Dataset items
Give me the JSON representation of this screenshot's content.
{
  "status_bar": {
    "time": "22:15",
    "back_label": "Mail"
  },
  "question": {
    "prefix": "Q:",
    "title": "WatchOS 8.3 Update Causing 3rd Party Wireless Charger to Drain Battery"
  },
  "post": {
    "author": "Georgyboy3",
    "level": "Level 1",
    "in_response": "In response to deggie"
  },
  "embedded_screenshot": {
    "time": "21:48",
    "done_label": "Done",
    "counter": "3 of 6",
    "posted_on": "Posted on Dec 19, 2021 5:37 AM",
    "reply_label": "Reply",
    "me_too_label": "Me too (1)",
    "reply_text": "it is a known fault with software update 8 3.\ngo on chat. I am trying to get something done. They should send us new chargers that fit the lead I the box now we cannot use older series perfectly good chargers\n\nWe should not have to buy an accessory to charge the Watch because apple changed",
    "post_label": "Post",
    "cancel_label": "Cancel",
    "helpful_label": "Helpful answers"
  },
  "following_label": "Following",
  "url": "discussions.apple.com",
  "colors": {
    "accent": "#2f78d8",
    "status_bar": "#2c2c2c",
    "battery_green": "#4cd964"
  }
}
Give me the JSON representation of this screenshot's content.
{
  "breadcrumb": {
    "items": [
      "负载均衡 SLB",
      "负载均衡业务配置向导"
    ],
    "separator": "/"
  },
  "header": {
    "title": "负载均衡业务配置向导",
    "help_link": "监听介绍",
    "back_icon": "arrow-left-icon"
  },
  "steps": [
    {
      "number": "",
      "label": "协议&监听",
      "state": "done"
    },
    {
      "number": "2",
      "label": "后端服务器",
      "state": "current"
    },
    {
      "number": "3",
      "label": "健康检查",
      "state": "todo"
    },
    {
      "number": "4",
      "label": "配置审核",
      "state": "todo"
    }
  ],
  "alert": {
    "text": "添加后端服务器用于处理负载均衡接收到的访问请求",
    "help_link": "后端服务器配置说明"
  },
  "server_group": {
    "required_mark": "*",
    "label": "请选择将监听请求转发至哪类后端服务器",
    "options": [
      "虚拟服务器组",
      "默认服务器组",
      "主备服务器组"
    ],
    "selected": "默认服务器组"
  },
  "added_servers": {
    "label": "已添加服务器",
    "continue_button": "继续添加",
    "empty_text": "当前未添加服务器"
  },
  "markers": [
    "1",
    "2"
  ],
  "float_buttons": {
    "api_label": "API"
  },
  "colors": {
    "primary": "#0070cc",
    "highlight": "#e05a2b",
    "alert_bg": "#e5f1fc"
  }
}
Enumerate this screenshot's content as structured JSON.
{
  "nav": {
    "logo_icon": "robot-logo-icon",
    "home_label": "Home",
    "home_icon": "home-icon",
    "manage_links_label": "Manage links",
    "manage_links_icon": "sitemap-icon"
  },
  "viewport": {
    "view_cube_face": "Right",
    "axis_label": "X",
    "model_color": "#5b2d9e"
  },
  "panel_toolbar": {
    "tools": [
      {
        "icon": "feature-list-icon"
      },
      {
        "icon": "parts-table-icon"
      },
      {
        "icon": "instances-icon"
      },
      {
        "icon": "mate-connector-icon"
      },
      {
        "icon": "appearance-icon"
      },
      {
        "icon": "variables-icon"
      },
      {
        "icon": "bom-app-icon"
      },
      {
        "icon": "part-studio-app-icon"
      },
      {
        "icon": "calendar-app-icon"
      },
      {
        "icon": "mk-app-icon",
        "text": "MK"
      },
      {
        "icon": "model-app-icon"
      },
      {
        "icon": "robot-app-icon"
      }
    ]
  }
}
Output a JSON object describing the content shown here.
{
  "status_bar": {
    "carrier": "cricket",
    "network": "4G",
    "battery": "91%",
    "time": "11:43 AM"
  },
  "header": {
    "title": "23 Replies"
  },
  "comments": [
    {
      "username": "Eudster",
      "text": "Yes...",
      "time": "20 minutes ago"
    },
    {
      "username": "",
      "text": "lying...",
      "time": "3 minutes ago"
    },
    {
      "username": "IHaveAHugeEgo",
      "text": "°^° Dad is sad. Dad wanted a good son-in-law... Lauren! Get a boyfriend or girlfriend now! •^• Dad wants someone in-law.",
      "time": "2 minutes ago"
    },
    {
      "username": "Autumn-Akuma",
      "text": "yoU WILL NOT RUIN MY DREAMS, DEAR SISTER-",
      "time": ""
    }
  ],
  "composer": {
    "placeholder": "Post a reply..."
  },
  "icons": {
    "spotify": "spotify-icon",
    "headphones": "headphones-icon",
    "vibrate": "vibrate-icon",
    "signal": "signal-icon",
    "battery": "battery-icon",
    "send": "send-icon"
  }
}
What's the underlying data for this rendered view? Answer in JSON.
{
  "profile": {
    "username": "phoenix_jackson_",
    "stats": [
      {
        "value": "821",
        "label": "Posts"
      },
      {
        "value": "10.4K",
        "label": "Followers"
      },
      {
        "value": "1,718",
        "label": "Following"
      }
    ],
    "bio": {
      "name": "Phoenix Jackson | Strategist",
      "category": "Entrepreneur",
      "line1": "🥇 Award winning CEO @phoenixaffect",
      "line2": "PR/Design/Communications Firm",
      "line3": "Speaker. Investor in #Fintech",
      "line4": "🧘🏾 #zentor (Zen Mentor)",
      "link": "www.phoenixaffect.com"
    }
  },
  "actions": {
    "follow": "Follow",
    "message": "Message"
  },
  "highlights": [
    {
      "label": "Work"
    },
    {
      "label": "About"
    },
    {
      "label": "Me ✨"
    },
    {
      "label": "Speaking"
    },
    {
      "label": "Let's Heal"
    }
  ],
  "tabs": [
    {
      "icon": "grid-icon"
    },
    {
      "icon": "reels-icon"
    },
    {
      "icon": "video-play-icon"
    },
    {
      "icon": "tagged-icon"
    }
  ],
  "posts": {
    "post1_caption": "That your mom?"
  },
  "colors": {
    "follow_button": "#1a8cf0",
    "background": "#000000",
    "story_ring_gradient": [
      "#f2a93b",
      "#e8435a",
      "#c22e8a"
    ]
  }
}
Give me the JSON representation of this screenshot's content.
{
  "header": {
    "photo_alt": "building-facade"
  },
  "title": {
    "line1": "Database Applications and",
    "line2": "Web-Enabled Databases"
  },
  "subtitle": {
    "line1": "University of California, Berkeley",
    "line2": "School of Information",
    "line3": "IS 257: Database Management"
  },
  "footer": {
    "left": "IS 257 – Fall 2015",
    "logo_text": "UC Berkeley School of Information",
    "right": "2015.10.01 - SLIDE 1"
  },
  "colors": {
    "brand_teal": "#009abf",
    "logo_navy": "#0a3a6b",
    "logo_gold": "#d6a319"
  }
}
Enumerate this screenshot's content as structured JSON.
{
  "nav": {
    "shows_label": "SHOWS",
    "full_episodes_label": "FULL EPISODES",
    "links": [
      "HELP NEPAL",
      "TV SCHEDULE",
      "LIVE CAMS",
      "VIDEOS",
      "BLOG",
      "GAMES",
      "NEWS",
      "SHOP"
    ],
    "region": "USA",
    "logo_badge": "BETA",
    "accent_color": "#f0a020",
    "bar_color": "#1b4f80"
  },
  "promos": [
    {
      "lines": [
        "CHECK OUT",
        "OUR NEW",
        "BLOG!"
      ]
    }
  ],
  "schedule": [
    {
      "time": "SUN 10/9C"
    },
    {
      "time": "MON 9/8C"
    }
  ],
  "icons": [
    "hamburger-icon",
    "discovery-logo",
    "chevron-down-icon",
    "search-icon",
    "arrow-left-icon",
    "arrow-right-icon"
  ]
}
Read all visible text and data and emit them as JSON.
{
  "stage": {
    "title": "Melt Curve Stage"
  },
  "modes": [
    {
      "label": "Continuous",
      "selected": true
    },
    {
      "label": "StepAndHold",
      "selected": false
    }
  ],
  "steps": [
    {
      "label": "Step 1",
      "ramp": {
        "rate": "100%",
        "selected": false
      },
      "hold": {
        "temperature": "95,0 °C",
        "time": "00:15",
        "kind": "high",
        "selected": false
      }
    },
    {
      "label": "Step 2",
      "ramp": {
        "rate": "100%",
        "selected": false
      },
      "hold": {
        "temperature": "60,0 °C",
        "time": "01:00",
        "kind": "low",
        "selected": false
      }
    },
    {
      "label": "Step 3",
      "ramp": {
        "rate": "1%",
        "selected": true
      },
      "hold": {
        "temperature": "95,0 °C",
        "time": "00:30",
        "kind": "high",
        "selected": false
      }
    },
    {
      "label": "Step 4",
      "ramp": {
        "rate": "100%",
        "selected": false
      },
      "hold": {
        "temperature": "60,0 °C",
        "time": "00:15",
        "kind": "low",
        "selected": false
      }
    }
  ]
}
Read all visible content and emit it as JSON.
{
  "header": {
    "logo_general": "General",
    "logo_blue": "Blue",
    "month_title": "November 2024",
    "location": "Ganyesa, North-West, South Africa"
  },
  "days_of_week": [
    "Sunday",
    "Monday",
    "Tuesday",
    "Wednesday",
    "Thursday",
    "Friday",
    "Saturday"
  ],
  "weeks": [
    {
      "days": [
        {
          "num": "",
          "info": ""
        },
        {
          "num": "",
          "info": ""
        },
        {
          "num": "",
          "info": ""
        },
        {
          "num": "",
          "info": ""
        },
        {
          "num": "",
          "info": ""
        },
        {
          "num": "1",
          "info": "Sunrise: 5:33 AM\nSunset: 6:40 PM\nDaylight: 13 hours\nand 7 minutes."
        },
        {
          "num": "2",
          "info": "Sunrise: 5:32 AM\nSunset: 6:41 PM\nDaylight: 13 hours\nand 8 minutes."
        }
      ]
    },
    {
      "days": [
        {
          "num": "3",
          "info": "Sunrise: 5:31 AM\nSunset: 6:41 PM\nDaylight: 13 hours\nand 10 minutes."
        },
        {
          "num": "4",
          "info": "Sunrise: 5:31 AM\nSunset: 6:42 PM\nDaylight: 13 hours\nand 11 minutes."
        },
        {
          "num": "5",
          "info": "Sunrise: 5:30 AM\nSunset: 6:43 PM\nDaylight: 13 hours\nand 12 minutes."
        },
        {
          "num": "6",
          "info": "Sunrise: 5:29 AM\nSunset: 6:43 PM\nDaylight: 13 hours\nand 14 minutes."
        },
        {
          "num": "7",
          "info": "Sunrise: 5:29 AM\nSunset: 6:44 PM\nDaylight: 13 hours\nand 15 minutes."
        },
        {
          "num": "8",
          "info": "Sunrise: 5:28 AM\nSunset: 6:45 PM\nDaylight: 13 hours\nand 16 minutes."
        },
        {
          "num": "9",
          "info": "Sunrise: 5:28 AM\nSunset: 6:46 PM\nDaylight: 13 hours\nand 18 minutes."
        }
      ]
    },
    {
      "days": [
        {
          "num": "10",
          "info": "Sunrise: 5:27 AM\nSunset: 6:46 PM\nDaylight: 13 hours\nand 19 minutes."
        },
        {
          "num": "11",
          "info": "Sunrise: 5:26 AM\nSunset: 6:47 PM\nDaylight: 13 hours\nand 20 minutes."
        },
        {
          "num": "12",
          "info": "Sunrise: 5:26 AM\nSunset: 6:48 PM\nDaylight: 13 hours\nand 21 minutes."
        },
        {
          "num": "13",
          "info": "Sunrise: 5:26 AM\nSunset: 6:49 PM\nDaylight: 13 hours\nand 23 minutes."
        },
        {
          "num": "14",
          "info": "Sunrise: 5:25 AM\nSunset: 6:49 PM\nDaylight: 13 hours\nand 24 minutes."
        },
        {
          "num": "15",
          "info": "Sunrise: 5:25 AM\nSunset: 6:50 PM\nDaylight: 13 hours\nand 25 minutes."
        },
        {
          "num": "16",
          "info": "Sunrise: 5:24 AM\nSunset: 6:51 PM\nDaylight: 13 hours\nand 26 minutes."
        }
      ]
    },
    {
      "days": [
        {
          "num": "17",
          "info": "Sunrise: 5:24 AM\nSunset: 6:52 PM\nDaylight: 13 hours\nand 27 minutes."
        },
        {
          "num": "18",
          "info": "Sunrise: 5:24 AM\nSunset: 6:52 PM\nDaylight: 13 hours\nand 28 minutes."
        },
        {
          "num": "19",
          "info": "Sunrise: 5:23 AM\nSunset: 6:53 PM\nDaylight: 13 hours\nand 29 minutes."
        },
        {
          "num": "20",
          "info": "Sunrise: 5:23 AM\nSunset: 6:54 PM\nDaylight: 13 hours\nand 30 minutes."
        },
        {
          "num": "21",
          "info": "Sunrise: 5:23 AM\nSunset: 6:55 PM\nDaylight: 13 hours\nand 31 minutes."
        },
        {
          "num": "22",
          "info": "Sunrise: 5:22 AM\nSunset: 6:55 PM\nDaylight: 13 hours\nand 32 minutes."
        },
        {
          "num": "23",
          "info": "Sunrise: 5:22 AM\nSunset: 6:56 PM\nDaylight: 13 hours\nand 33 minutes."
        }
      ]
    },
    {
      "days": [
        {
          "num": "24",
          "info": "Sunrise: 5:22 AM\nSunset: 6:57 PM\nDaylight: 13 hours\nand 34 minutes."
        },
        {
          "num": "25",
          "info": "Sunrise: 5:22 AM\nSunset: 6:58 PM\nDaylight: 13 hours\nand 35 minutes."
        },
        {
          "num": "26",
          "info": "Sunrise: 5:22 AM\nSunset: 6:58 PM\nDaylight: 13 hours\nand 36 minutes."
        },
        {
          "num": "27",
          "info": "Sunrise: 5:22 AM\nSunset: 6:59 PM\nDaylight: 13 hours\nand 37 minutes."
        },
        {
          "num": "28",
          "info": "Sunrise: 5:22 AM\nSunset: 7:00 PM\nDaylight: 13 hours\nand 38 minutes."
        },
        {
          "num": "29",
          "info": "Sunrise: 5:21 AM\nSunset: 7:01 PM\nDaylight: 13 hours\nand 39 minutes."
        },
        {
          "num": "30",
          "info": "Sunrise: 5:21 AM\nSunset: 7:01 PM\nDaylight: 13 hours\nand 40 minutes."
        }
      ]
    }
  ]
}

→ Problem to work on
Copy out each line of the data where the string "username" appears.

→ Reply to the exercise
      "username": "Eudster",
      "username": "",
      "username": "IHaveAHugeEgo",
      "username": "Autumn-Akuma",
    "username": "phoenix_jackson_",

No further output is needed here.